— START OF Extracted information —

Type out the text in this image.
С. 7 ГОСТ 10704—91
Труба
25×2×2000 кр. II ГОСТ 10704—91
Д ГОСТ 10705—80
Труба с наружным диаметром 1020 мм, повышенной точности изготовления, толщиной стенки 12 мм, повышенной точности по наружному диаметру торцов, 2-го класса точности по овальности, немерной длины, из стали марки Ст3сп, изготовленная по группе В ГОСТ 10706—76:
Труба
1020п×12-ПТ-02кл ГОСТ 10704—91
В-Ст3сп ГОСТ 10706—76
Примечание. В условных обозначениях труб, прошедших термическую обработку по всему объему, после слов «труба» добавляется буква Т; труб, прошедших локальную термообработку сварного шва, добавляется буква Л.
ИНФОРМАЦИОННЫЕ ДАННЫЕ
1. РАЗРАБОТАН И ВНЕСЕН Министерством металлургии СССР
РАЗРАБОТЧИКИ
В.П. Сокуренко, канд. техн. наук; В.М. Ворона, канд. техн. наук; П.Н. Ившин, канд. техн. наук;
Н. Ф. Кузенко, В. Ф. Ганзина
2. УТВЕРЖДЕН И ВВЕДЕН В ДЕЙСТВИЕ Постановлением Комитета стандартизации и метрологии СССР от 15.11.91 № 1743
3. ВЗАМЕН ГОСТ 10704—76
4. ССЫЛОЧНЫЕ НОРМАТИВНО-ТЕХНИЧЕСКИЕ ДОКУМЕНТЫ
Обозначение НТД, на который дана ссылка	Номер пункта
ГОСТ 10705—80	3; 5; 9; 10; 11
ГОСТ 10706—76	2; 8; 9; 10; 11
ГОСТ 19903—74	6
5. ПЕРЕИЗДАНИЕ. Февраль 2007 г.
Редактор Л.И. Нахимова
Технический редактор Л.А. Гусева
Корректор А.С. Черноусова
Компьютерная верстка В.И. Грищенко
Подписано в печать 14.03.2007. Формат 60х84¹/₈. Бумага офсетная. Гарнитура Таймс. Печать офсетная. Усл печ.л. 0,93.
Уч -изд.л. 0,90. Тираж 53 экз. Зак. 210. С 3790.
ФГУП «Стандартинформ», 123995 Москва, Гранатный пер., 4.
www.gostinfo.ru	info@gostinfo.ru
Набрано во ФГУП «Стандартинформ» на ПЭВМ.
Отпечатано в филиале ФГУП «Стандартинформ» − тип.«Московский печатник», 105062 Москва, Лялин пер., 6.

— END OF Extracted information —

> What is needed
List all lines from the entries that include the word "ФГУП".

> Full solution
ФГУП «Стандартинформ», 123995 Москва, Гранатный пер., 4.
Набрано во ФГУП «Стандартинформ» на ПЭВМ.
Отпечатано в филиале ФГУП «Стандартинформ» − тип.«Московский печатник», 105062 Москва, Лялин пер., 6.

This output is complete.